## Start Given records

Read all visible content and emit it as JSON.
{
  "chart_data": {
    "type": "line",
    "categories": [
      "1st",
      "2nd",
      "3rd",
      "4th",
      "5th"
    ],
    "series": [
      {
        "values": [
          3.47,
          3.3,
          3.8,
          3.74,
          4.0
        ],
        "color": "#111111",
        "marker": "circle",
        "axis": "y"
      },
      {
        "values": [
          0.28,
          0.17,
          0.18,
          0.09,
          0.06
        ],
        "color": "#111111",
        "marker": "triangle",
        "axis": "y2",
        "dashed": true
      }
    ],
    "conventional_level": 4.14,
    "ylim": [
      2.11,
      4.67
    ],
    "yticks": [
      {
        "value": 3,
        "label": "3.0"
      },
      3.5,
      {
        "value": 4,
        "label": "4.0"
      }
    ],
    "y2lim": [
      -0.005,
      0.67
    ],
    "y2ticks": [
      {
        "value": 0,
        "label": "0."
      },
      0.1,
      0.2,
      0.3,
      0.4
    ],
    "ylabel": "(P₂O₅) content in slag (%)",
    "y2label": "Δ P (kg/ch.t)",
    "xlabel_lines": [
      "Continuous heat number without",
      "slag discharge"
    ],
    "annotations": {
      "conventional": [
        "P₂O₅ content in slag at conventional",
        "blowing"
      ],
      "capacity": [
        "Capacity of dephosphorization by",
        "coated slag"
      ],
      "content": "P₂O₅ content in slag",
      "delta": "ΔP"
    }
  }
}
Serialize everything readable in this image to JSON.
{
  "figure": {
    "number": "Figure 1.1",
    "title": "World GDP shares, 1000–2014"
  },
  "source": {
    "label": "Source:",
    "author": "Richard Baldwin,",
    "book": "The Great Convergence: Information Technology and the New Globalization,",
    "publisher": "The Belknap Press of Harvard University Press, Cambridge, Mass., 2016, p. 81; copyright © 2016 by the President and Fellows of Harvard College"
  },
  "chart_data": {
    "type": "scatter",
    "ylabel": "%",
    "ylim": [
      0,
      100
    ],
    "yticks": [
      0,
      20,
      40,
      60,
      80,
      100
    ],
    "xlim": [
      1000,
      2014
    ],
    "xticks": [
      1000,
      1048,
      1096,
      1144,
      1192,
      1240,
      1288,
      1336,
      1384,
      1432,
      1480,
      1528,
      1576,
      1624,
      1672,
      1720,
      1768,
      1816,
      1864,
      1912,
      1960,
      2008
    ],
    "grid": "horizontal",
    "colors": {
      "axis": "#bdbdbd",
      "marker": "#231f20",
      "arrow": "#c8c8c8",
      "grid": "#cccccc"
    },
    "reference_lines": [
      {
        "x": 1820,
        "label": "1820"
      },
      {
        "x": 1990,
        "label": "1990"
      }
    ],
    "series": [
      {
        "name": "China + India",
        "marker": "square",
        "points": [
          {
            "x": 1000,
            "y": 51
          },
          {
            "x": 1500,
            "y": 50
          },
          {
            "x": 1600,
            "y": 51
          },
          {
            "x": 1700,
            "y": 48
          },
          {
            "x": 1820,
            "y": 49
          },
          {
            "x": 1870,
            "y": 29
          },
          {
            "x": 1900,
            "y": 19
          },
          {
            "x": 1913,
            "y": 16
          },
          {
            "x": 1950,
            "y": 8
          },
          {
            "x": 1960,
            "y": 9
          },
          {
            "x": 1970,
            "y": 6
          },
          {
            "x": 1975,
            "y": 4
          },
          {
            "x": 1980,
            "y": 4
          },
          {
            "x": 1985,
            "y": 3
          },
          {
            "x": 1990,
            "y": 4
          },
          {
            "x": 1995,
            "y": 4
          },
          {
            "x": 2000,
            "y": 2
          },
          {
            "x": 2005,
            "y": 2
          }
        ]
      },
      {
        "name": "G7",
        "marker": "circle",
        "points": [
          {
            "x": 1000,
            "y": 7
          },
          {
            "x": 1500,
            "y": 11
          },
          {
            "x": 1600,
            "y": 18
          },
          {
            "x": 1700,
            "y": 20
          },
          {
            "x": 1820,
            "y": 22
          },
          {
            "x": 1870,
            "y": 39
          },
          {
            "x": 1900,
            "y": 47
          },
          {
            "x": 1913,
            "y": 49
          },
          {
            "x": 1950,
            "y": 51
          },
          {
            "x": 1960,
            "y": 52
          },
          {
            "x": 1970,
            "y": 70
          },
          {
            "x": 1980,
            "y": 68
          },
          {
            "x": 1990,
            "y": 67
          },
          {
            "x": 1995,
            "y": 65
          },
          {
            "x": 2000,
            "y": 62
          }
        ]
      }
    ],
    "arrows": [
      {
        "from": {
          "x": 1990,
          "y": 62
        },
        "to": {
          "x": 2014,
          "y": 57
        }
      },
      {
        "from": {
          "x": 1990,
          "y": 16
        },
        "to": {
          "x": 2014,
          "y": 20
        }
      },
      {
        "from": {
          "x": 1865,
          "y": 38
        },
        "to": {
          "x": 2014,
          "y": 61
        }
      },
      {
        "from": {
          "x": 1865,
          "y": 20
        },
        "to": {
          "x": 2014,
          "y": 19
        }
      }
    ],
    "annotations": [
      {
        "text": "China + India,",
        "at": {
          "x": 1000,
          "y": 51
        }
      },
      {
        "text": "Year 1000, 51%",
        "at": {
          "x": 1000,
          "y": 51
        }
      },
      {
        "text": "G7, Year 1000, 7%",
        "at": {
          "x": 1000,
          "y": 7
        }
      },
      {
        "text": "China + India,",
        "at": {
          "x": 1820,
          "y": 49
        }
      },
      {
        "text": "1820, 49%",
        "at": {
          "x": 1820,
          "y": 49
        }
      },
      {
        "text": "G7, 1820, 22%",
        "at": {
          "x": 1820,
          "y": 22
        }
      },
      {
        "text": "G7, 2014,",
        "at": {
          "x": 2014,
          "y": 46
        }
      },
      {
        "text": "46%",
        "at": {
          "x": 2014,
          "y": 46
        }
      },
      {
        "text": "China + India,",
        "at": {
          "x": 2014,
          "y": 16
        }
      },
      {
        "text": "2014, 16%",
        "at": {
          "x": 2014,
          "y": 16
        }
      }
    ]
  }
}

## End Given records

*Written request:* Write out every record, exactly as written.

*Result below:*
Read all visible content and emit it as JSON.
{
  "chart_data": {
    "type": "line",
    "categories": [
      "1st",
      "2nd",
      "3rd",
      "4th",
      "5th"
    ],
    "series": [
      {
        "values": [
          3.47,
          3.3,
          3.8,
          3.74,
          4.0
        ],
        "color": "#111111",
        "marker": "circle",
        "axis": "y"
      },
      {
        "values": [
          0.28,
          0.17,
          0.18,
          0.09,
          0.06
        ],
        "color": "#111111",
        "marker": "triangle",
        "axis": "y2",
        "dashed": true
      }
    ],
    "conventional_level": 4.14,
    "ylim": [
      2.11,
      4.67
    ],
    "yticks": [
      {
        "value": 3,
        "label": "3.0"
      },
      3.5,
      {
        "value": 4,
        "label": "4.0"
      }
    ],
    "y2lim": [
      -0.005,
      0.67
    ],
    "y2ticks": [
      {
        "value": 0,
        "label": "0."
      },
      0.1,
      0.2,
      0.3,
      0.4
    ],
    "ylabel": "(P₂O₅) content in slag (%)",
    "y2label": "Δ P (kg/ch.t)",
    "xlabel_lines": [
      "Continuous heat number without",
      "slag discharge"
    ],
    "annotations": {
      "conventional": [
        "P₂O₅ content in slag at conventional",
        "blowing"
      ],
      "capacity": [
        "Capacity of dephosphorization by",
        "coated slag"
      ],
      "content": "P₂O₅ content in slag",
      "delta": "ΔP"
    }
  }
}
Serialize everything readable in this image to JSON.
{
  "figure": {
    "number": "Figure 1.1",
    "title": "World GDP shares, 1000–2014"
  },
  "source": {
    "label": "Source:",
    "author": "Richard Baldwin,",
    "book": "The Great Convergence: Information Technology and the New Globalization,",
    "publisher": "The Belknap Press of Harvard University Press, Cambridge, Mass., 2016, p. 81; copyright © 2016 by the President and Fellows of Harvard College"
  },
  "chart_data": {
    "type": "scatter",
    "ylabel": "%",
    "ylim": [
      0,
      100
    ],
    "yticks": [
      0,
      20,
      40,
      60,
      80,
      100
    ],
    "xlim": [
      1000,
      2014
    ],
    "xticks": [
      1000,
      1048,
      1096,
      1144,
      1192,
      1240,
      1288,
      1336,
      1384,
      1432,
      1480,
      1528,
      1576,
      1624,
      1672,
      1720,
      1768,
      1816,
      1864,
      1912,
      1960,
      2008
    ],
    "grid": "horizontal",
    "colors": {
      "axis": "#bdbdbd",
      "marker": "#231f20",
      "arrow": "#c8c8c8",
      "grid": "#cccccc"
    },
    "reference_lines": [
      {
        "x": 1820,
        "label": "1820"
      },
      {
        "x": 1990,
        "label": "1990"
      }
    ],
    "series": [
      {
        "name": "China + India",
        "marker": "square",
        "points": [
          {
            "x": 1000,
            "y": 51
          },
          {
            "x": 1500,
            "y": 50
          },
          {
            "x": 1600,
            "y": 51
          },
          {
            "x": 1700,
            "y": 48
          },
          {
            "x": 1820,
            "y": 49
          },
          {
            "x": 1870,
            "y": 29
          },
          {
            "x": 1900,
            "y": 19
          },
          {
            "x": 1913,
            "y": 16
          },
          {
            "x": 1950,
            "y": 8
          },
          {
            "x": 1960,
            "y": 9
          },
          {
            "x": 1970,
            "y": 6
          },
          {
            "x": 1975,
            "y": 4
          },
          {
            "x": 1980,
            "y": 4
          },
          {
            "x": 1985,
            "y": 3
          },
          {
            "x": 1990,
            "y": 4
          },
          {
            "x": 1995,
            "y": 4
          },
          {
            "x": 2000,
            "y": 2
          },
          {
            "x": 2005,
            "y": 2
          }
        ]
      },
      {
        "name": "G7",
        "marker": "circle",
        "points": [
          {
            "x": 1000,
            "y": 7
          },
          {
            "x": 1500,
            "y": 11
          },
          {
            "x": 1600,
            "y": 18
          },
          {
            "x": 1700,
            "y": 20
          },
          {
            "x": 1820,
            "y": 22
          },
          {
            "x": 1870,
            "y": 39
          },
          {
            "x": 1900,
            "y": 47
          },
          {
            "x": 1913,
            "y": 49
          },
          {
            "x": 1950,
            "y": 51
          },
          {
            "x": 1960,
            "y": 52
          },
          {
            "x": 1970,
            "y": 70
          },
          {
            "x": 1980,
            "y": 68
          },
          {
            "x": 1990,
            "y": 67
          },
          {
            "x": 1995,
            "y": 65
          },
          {
            "x": 2000,
            "y": 62
          }
        ]
      }
    ],
    "arrows": [
      {
        "from": {
          "x": 1990,
          "y": 62
        },
        "to": {
          "x": 2014,
          "y": 57
        }
      },
      {
        "from": {
          "x": 1990,
          "y": 16
        },
        "to": {
          "x": 2014,
          "y": 20
        }
      },
      {
        "from": {
          "x": 1865,
          "y": 38
        },
        "to": {
          "x": 2014,
          "y": 61
        }
      },
      {
        "from": {
          "x": 1865,
          "y": 20
        },
        "to": {
          "x": 2014,
          "y": 19
        }
      }
    ],
    "annotations": [
      {
        "text": "China + India,",
        "at": {
          "x": 1000,
          "y": 51
        }
      },
      {
        "text": "Year 1000, 51%",
        "at": {
          "x": 1000,
          "y": 51
        }
      },
      {
        "text": "G7, Year 1000, 7%",
        "at": {
          "x": 1000,
          "y": 7
        }
      },
      {
        "text": "China + India,",
        "at": {
          "x": 1820,
          "y": 49
        }
      },
      {
        "text": "1820, 49%",
        "at": {
          "x": 1820,
          "y": 49
        }
      },
      {
        "text": "G7, 1820, 22%",
        "at": {
          "x": 1820,
          "y": 22
        }
      },
      {
        "text": "G7, 2014,",
        "at": {
          "x": 2014,
          "y": 46
        }
      },
      {
        "text": "46%",
        "at": {
          "x": 2014,
          "y": 46
        }
      },
      {
        "text": "China + India,",
        "at": {
          "x": 2014,
          "y": 16
        }
      },
      {
        "text": "2014, 16%",
        "at": {
          "x": 2014,
          "y": 16
        }
      }
    ]
  }
}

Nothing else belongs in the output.